◆ **Job**: Could you transcribe every record below exactly as written, leaving out any pictures?
---------- Recorded information
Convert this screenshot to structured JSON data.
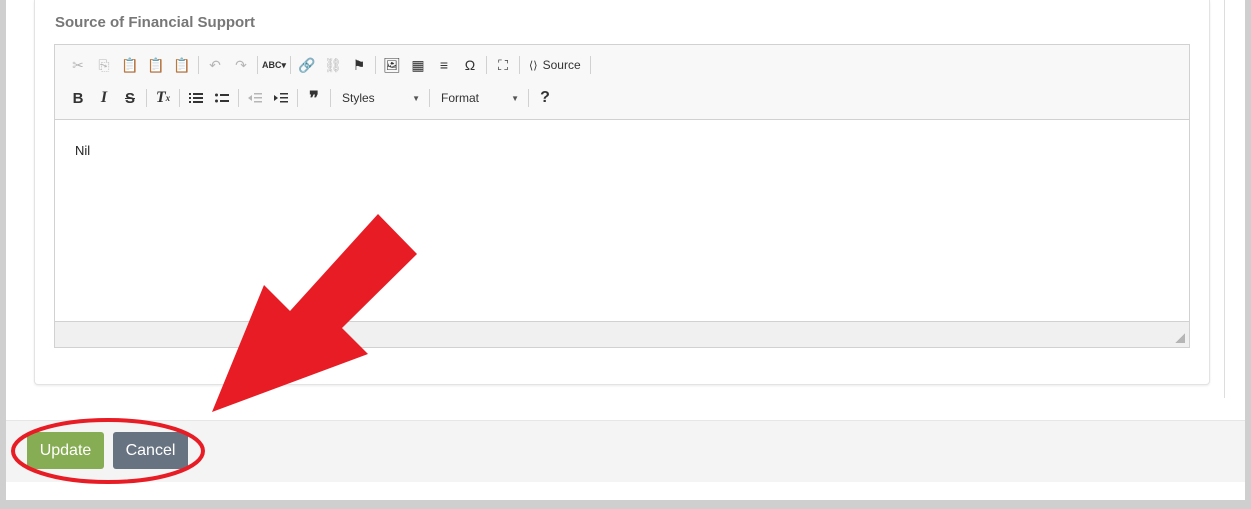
{
  "section": {
    "title": "Source of Financial Support"
  },
  "toolbar": {
    "row1": [
      {
        "icon": "cut-icon",
        "glyph": "✂",
        "disabled": true
      },
      {
        "icon": "copy-icon",
        "glyph": "⎘",
        "disabled": true
      },
      {
        "icon": "paste-icon",
        "glyph": "📋",
        "disabled": false
      },
      {
        "icon": "paste-text-icon",
        "glyph": "📋",
        "disabled": false
      },
      {
        "icon": "paste-word-icon",
        "glyph": "📋",
        "disabled": false
      },
      {
        "sep": true
      },
      {
        "icon": "undo-icon",
        "glyph": "↶",
        "disabled": true
      },
      {
        "icon": "redo-icon",
        "glyph": "↷",
        "disabled": true
      },
      {
        "sep": true
      },
      {
        "icon": "spellcheck-icon",
        "glyph": "ABC▾",
        "disabled": false
      },
      {
        "sep": true
      },
      {
        "icon": "link-icon",
        "glyph": "🔗",
        "disabled": false
      },
      {
        "icon": "unlink-icon",
        "glyph": "⛓",
        "disabled": true
      },
      {
        "icon": "anchor-flag-icon",
        "glyph": "⚑",
        "disabled": false
      },
      {
        "sep": true
      },
      {
        "icon": "image-icon",
        "glyph": "🖼",
        "disabled": false
      },
      {
        "icon": "table-icon",
        "glyph": "▦",
        "disabled": false
      },
      {
        "icon": "horizontal-line-icon",
        "glyph": "≡",
        "disabled": false
      },
      {
        "icon": "special-char-icon",
        "glyph": "Ω",
        "disabled": false
      },
      {
        "sep": true
      },
      {
        "icon": "maximize-icon",
        "glyph": "⛶",
        "disabled": false
      },
      {
        "sep": true
      }
    ],
    "source_label": "Source",
    "styles_label": "Styles",
    "format_label": "Format",
    "help_glyph": "?"
  },
  "editor": {
    "content": "Nil"
  },
  "actions": {
    "update_label": "Update",
    "cancel_label": "Cancel"
  },
  "colors": {
    "update": "#86ad53",
    "cancel": "#687381",
    "annotation": "#e81c24"
  }
}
--------------------
◆ **Written solution**:
Convert this screenshot to structured JSON data.
{
  "section": {
    "title": "Source of Financial Support"
  },
  "toolbar": {
    "row1": [
      {
        "icon": "cut-icon",
        "glyph": "✂",
        "disabled": true
      },
      {
        "icon": "copy-icon",
        "glyph": "⎘",
        "disabled": true
      },
      {
        "icon": "paste-icon",
        "glyph": "📋",
        "disabled": false
      },
      {
        "icon": "paste-text-icon",
        "glyph": "📋",
        "disabled": false
      },
      {
        "icon": "paste-word-icon",
        "glyph": "📋",
        "disabled": false
      },
      {
        "sep": true
      },
      {
        "icon": "undo-icon",
        "glyph": "↶",
        "disabled": true
      },
      {
        "icon": "redo-icon",
        "glyph": "↷",
        "disabled": true
      },
      {
        "sep": true
      },
      {
        "icon": "spellcheck-icon",
        "glyph": "ABC▾",
        "disabled": false
      },
      {
        "sep": true
      },
      {
        "icon": "link-icon",
        "glyph": "🔗",
        "disabled": false
      },
      {
        "icon": "unlink-icon",
        "glyph": "⛓",
        "disabled": true
      },
      {
        "icon": "anchor-flag-icon",
        "glyph": "⚑",
        "disabled": false
      },
      {
        "sep": true
      },
      {
        "icon": "image-icon",
        "glyph": "🖼",
        "disabled": false
      },
      {
        "icon": "table-icon",
        "glyph": "▦",
        "disabled": false
      },
      {
        "icon": "horizontal-line-icon",
        "glyph": "≡",
        "disabled": false
      },
      {
        "icon": "special-char-icon",
        "glyph": "Ω",
        "disabled": false
      },
      {
        "sep": true
      },
      {
        "icon": "maximize-icon",
        "glyph": "⛶",
        "disabled": false
      },
      {
        "sep": true
      }
    ],
    "source_label": "Source",
    "styles_label": "Styles",
    "format_label": "Format",
    "help_glyph": "?"
  },
  "editor": {
    "content": "Nil"
  },
  "actions": {
    "update_label": "Update",
    "cancel_label": "Cancel"
  },
  "colors": {
    "update": "#86ad53",
    "cancel": "#687381",
    "annotation": "#e81c24"
  }
}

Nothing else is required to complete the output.